— start of DATA ROWS —

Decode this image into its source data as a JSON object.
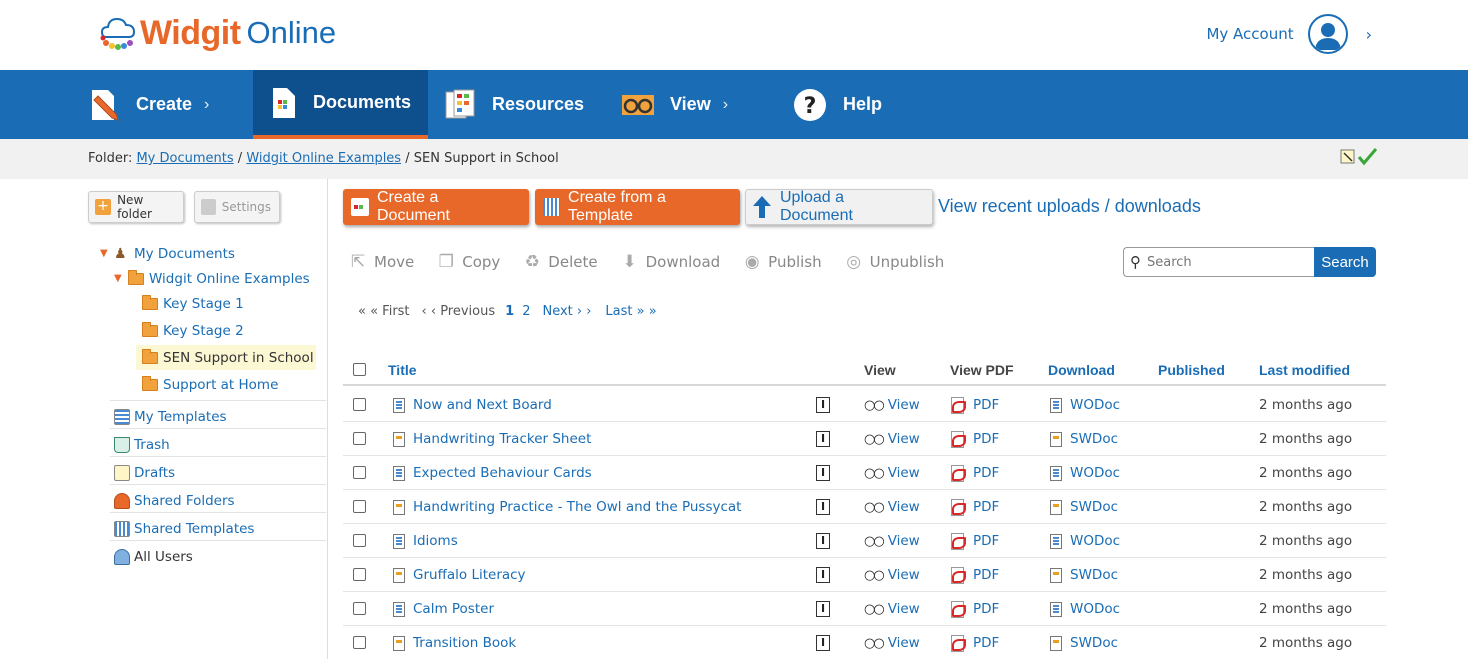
{
  "header": {
    "logo_main": "Widgit",
    "logo_sub": "Online",
    "account_label": "My Account"
  },
  "nav": {
    "items": [
      {
        "label": "Create",
        "icon": "pencil-document-icon",
        "has_chevron": true
      },
      {
        "label": "Documents",
        "icon": "document-icon",
        "active": true
      },
      {
        "label": "Resources",
        "icon": "resources-icon"
      },
      {
        "label": "View",
        "icon": "glasses-icon",
        "has_chevron": true
      },
      {
        "label": "Help",
        "icon": "help-icon"
      }
    ]
  },
  "breadcrumb": {
    "prefix": "Folder:",
    "items": [
      "My Documents",
      "Widgit Online Examples",
      "SEN Support in School"
    ],
    "separator": "/"
  },
  "sidebar": {
    "new_folder": "New folder",
    "settings": "Settings",
    "tree": [
      "My Documents",
      "Widgit Online Examples",
      "Key Stage 1",
      "Key Stage 2",
      "SEN Support in School",
      "Support at Home"
    ],
    "sections": [
      "My Templates",
      "Trash",
      "Drafts",
      "Shared Folders",
      "Shared Templates",
      "All Users"
    ]
  },
  "toolbar": {
    "create_document": "Create a Document",
    "create_template": "Create from a Template",
    "upload": "Upload a Document",
    "recent": "View recent uploads / downloads",
    "actions": [
      "Move",
      "Copy",
      "Delete",
      "Download",
      "Publish",
      "Unpublish"
    ],
    "search_placeholder": "Search",
    "search_button": "Search"
  },
  "pager": {
    "first": "« « First",
    "previous": "‹ ‹ Previous",
    "pages": [
      "1",
      "2"
    ],
    "current": "1",
    "next": "Next › ›",
    "last": "Last » »"
  },
  "table": {
    "headers": {
      "title": "Title",
      "view": "View",
      "view_pdf": "View PDF",
      "download": "Download",
      "published": "Published",
      "last_modified": "Last modified"
    },
    "rows": [
      {
        "title": "Now and Next Board",
        "type": "wo",
        "view": "View",
        "pdf": "PDF",
        "download": "WODoc",
        "modified": "2 months ago"
      },
      {
        "title": "Handwriting Tracker Sheet",
        "type": "sw",
        "view": "View",
        "pdf": "PDF",
        "download": "SWDoc",
        "modified": "2 months ago"
      },
      {
        "title": "Expected Behaviour Cards",
        "type": "wo",
        "view": "View",
        "pdf": "PDF",
        "download": "WODoc",
        "modified": "2 months ago"
      },
      {
        "title": "Handwriting Practice - The Owl and the Pussycat",
        "type": "sw",
        "view": "View",
        "pdf": "PDF",
        "download": "SWDoc",
        "modified": "2 months ago"
      },
      {
        "title": "Idioms",
        "type": "wo",
        "view": "View",
        "pdf": "PDF",
        "download": "WODoc",
        "modified": "2 months ago"
      },
      {
        "title": "Gruffalo Literacy",
        "type": "sw",
        "view": "View",
        "pdf": "PDF",
        "download": "SWDoc",
        "modified": "2 months ago"
      },
      {
        "title": "Calm Poster",
        "type": "wo",
        "view": "View",
        "pdf": "PDF",
        "download": "WODoc",
        "modified": "2 months ago"
      },
      {
        "title": "Transition Book",
        "type": "sw",
        "view": "View",
        "pdf": "PDF",
        "download": "SWDoc",
        "modified": "2 months ago"
      }
    ]
  },
  "colors": {
    "brand_blue": "#1a6db5",
    "nav_active": "#0e4f8e",
    "accent_orange": "#e8682a"
  }
}
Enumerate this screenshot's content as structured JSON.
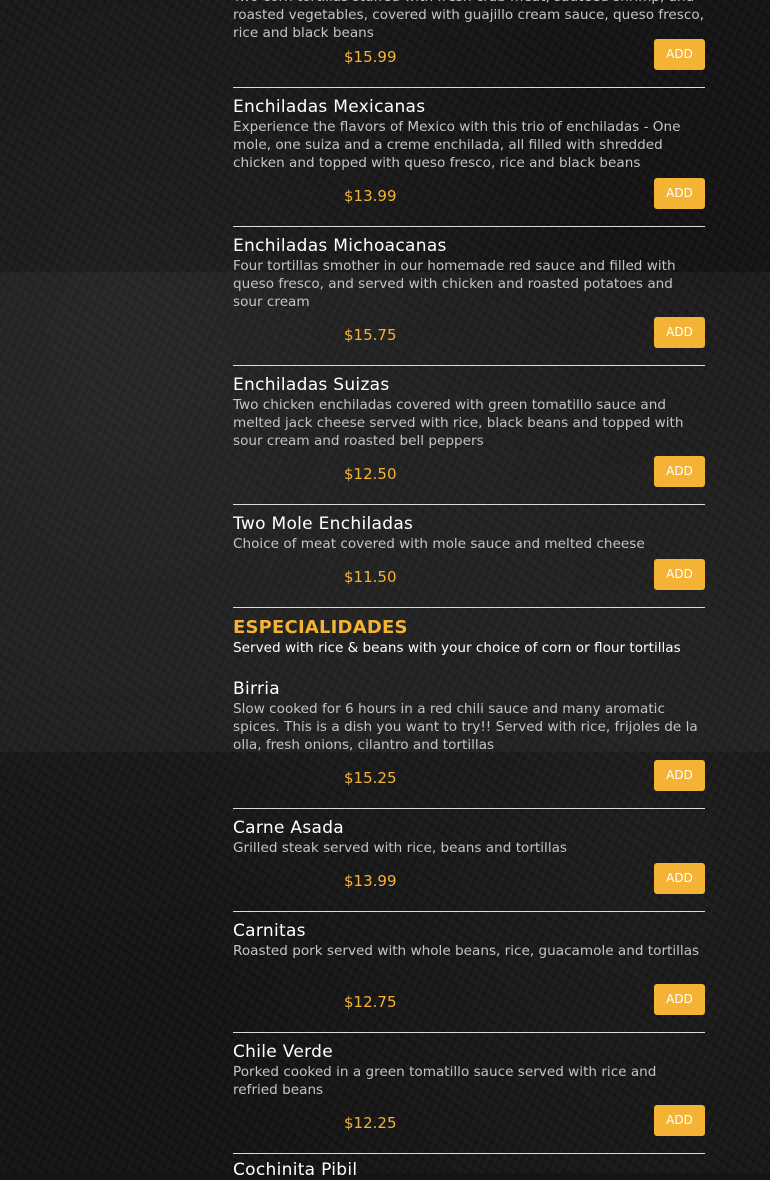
{
  "accent_color": "#f5b335",
  "top_item": {
    "desc_tail": "Two corn tortillas stuffed with fresh crab meat, sauteed shrimp, and roasted vegetables, covered with guajillo cream sauce, queso fresco, rice and black beans",
    "price": "$15.99",
    "add_label": "ADD"
  },
  "enchiladas": [
    {
      "name": "Enchiladas Mexicanas",
      "desc": "Experience the flavors of Mexico with this trio of enchiladas - One mole, one suiza and a creme enchilada, all filled with shredded chicken and topped with queso fresco, rice and black beans",
      "price": "$13.99",
      "add_label": "ADD"
    },
    {
      "name": "Enchiladas Michoacanas",
      "desc": "Four tortillas smother in our homemade red sauce and filled with queso fresco, and served with chicken and roasted potatoes and sour cream",
      "price": "$15.75",
      "add_label": "ADD"
    },
    {
      "name": "Enchiladas Suizas",
      "desc": "Two chicken enchiladas covered with green tomatillo sauce and melted jack cheese served with rice, black beans and topped with sour cream and roasted bell peppers",
      "price": "$12.50",
      "add_label": "ADD"
    },
    {
      "name": "Two Mole Enchiladas",
      "desc": "Choice of meat covered with mole sauce and melted cheese",
      "price": "$11.50",
      "add_label": "ADD"
    }
  ],
  "especialidades": {
    "title": "ESPECIALIDADES",
    "subtitle": "Served with rice & beans with your choice of corn or flour tortillas",
    "items": [
      {
        "name": "Birria",
        "desc": "Slow cooked for 6 hours in a red chili sauce and many aromatic spices. This is a dish you want to try!! Served with rice, frijoles de la olla, fresh onions, cilantro and tortillas",
        "price": "$15.25",
        "add_label": "ADD"
      },
      {
        "name": "Carne Asada",
        "desc": "Grilled steak served with rice, beans and tortillas",
        "price": "$13.99",
        "add_label": "ADD"
      },
      {
        "name": "Carnitas",
        "desc": "Roasted pork served with whole beans, rice, guacamole and tortillas",
        "price": "$12.75",
        "add_label": "ADD"
      },
      {
        "name": "Chile Verde",
        "desc": "Porked cooked in a green tomatillo sauce served with rice and refried beans",
        "price": "$12.25",
        "add_label": "ADD"
      },
      {
        "name": "Cochinita Pibil"
      }
    ]
  }
}
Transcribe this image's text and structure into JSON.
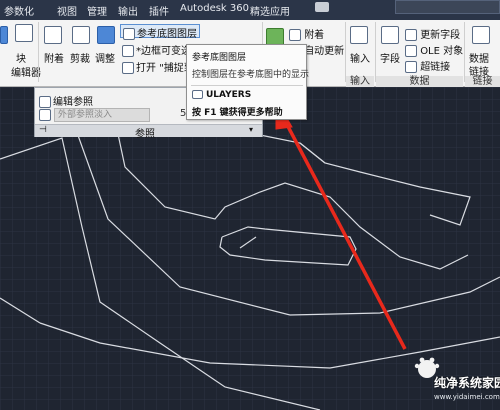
{
  "menubar": {
    "items": [
      "参数化",
      "视图",
      "管理",
      "输出",
      "插件",
      "Autodesk 360",
      "精选应用"
    ]
  },
  "ribbon": {
    "left_partial_label": "块",
    "left_partial_sub": "编辑器",
    "attach_label": "附着",
    "clip_label": "剪裁",
    "adjust_label": "调整",
    "ref_underlay_layers": "参考底图图层",
    "frame_variable": "*边框可变选项*",
    "open_label": "打开",
    "snap_label": "\"捕捉到",
    "attach2_label": "附着",
    "autoupdate_label": "自动更新",
    "insert_label": "输入",
    "field_label": "字段",
    "update_field": "更新字段",
    "ole_object": "OLE 对象",
    "hyperlink": "超链接",
    "data_label": "数据",
    "link_label": "链接",
    "panel_input": "输入",
    "panel_data": "数据",
    "panel_link": "链接"
  },
  "ref_panel": {
    "edit_ref": "编辑参照",
    "input_placeholder": "外部参照淡入",
    "input_value_right": "5",
    "footer_label": "参照"
  },
  "tooltip": {
    "title": "参考底图图层",
    "description": "控制图层在参考底图中的显示",
    "command": "ULAYERS",
    "help": "按 F1 键获得更多帮助"
  },
  "watermark": {
    "title": "纯净系统家园",
    "url": "www.yidaimei.com"
  },
  "colors": {
    "canvas_bg": "#1f2531",
    "menubar_bg": "#2b3548",
    "arrow": "#e8291c"
  }
}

— end of DATA ROWS —

WORK REQUIRED: From the listing, extract all text exactly as given and drop any picture.

OUTPUT FOR THIS EXERCISE:
Decode this image into its source data as a JSON object.
{
  "header": {
    "logo_main": "Widgit",
    "logo_sub": "Online",
    "account_label": "My Account"
  },
  "nav": {
    "items": [
      {
        "label": "Create",
        "icon": "pencil-document-icon",
        "has_chevron": true
      },
      {
        "label": "Documents",
        "icon": "document-icon",
        "active": true
      },
      {
        "label": "Resources",
        "icon": "resources-icon"
      },
      {
        "label": "View",
        "icon": "glasses-icon",
        "has_chevron": true
      },
      {
        "label": "Help",
        "icon": "help-icon"
      }
    ]
  },
  "breadcrumb": {
    "prefix": "Folder:",
    "items": [
      "My Documents",
      "Widgit Online Examples",
      "SEN Support in School"
    ],
    "separator": "/"
  },
  "sidebar": {
    "new_folder": "New folder",
    "settings": "Settings",
    "tree": [
      "My Documents",
      "Widgit Online Examples",
      "Key Stage 1",
      "Key Stage 2",
      "SEN Support in School",
      "Support at Home"
    ],
    "sections": [
      "My Templates",
      "Trash",
      "Drafts",
      "Shared Folders",
      "Shared Templates",
      "All Users"
    ]
  },
  "toolbar": {
    "create_document": "Create a Document",
    "create_template": "Create from a Template",
    "upload": "Upload a Document",
    "recent": "View recent uploads / downloads",
    "actions": [
      "Move",
      "Copy",
      "Delete",
      "Download",
      "Publish",
      "Unpublish"
    ],
    "search_placeholder": "Search",
    "search_button": "Search"
  },
  "pager": {
    "first": "« « First",
    "previous": "‹ ‹ Previous",
    "pages": [
      "1",
      "2"
    ],
    "current": "1",
    "next": "Next › ›",
    "last": "Last » »"
  },
  "table": {
    "headers": {
      "title": "Title",
      "view": "View",
      "view_pdf": "View PDF",
      "download": "Download",
      "published": "Published",
      "last_modified": "Last modified"
    },
    "rows": [
      {
        "title": "Now and Next Board",
        "type": "wo",
        "view": "View",
        "pdf": "PDF",
        "download": "WODoc",
        "modified": "2 months ago"
      },
      {
        "title": "Handwriting Tracker Sheet",
        "type": "sw",
        "view": "View",
        "pdf": "PDF",
        "download": "SWDoc",
        "modified": "2 months ago"
      },
      {
        "title": "Expected Behaviour Cards",
        "type": "wo",
        "view": "View",
        "pdf": "PDF",
        "download": "WODoc",
        "modified": "2 months ago"
      },
      {
        "title": "Handwriting Practice - The Owl and the Pussycat",
        "type": "sw",
        "view": "View",
        "pdf": "PDF",
        "download": "SWDoc",
        "modified": "2 months ago"
      },
      {
        "title": "Idioms",
        "type": "wo",
        "view": "View",
        "pdf": "PDF",
        "download": "WODoc",
        "modified": "2 months ago"
      },
      {
        "title": "Gruffalo Literacy",
        "type": "sw",
        "view": "View",
        "pdf": "PDF",
        "download": "SWDoc",
        "modified": "2 months ago"
      },
      {
        "title": "Calm Poster",
        "type": "wo",
        "view": "View",
        "pdf": "PDF",
        "download": "WODoc",
        "modified": "2 months ago"
      },
      {
        "title": "Transition Book",
        "type": "sw",
        "view": "View",
        "pdf": "PDF",
        "download": "SWDoc",
        "modified": "2 months ago"
      }
    ]
  },
  "colors": {
    "brand_blue": "#1a6db5",
    "nav_active": "#0e4f8e",
    "accent_orange": "#e8682a"
  }
}
Enumerate this screenshot's content as structured JSON.
{
  "accent_color": "#f5b335",
  "top_item": {
    "desc_tail": "Two corn tortillas stuffed with fresh crab meat, sauteed shrimp, and roasted vegetables, covered with guajillo cream sauce, queso fresco, rice and black beans",
    "price": "$15.99",
    "add_label": "ADD"
  },
  "enchiladas": [
    {
      "name": "Enchiladas Mexicanas",
      "desc": "Experience the flavors of Mexico with this trio of enchiladas - One mole, one suiza and a creme enchilada, all filled with shredded chicken and topped with queso fresco, rice and black beans",
      "price": "$13.99",
      "add_label": "ADD"
    },
    {
      "name": "Enchiladas Michoacanas",
      "desc": "Four tortillas smother in our homemade red sauce and filled with queso fresco, and served with chicken and roasted potatoes and sour cream",
      "price": "$15.75",
      "add_label": "ADD"
    },
    {
      "name": "Enchiladas Suizas",
      "desc": "Two chicken enchiladas covered with green tomatillo sauce and melted jack cheese served with rice, black beans and topped with sour cream and roasted bell peppers",
      "price": "$12.50",
      "add_label": "ADD"
    },
    {
      "name": "Two Mole Enchiladas",
      "desc": "Choice of meat covered with mole sauce and melted cheese",
      "price": "$11.50",
      "add_label": "ADD"
    }
  ],
  "especialidades": {
    "title": "ESPECIALIDADES",
    "subtitle": "Served with rice & beans with your choice of corn or flour tortillas",
    "items": [
      {
        "name": "Birria",
        "desc": "Slow cooked for 6 hours in a red chili sauce and many aromatic spices. This is a dish you want to try!! Served with rice, frijoles de la olla, fresh onions, cilantro and tortillas",
        "price": "$15.25",
        "add_label": "ADD"
      },
      {
        "name": "Carne Asada",
        "desc": "Grilled steak served with rice, beans and tortillas",
        "price": "$13.99",
        "add_label": "ADD"
      },
      {
        "name": "Carnitas",
        "desc": "Roasted pork served with whole beans, rice, guacamole and tortillas",
        "price": "$12.75",
        "add_label": "ADD"
      },
      {
        "name": "Chile Verde",
        "desc": "Porked cooked in a green tomatillo sauce served with rice and refried beans",
        "price": "$12.25",
        "add_label": "ADD"
      },
      {
        "name": "Cochinita Pibil"
      }
    ]
  }
}
Transcribe this image's text and structure into JSON.
{
  "menubar": {
    "items": [
      "参数化",
      "视图",
      "管理",
      "输出",
      "插件",
      "Autodesk 360",
      "精选应用"
    ]
  },
  "ribbon": {
    "left_partial_label": "块",
    "left_partial_sub": "编辑器",
    "attach_label": "附着",
    "clip_label": "剪裁",
    "adjust_label": "调整",
    "ref_underlay_layers": "参考底图图层",
    "frame_variable": "*边框可变选项*",
    "open_label": "打开",
    "snap_label": "\"捕捉到",
    "attach2_label": "附着",
    "autoupdate_label": "自动更新",
    "insert_label": "输入",
    "field_label": "字段",
    "update_field": "更新字段",
    "ole_object": "OLE 对象",
    "hyperlink": "超链接",
    "data_label": "数据",
    "link_label": "链接",
    "panel_input": "输入",
    "panel_data": "数据",
    "panel_link": "链接"
  },
  "ref_panel": {
    "edit_ref": "编辑参照",
    "input_placeholder": "外部参照淡入",
    "input_value_right": "5",
    "footer_label": "参照"
  },
  "tooltip": {
    "title": "参考底图图层",
    "description": "控制图层在参考底图中的显示",
    "command": "ULAYERS",
    "help": "按 F1 键获得更多帮助"
  },
  "watermark": {
    "title": "纯净系统家园",
    "url": "www.yidaimei.com"
  },
  "colors": {
    "canvas_bg": "#1f2531",
    "menubar_bg": "#2b3548",
    "arrow": "#e8291c"
  }
}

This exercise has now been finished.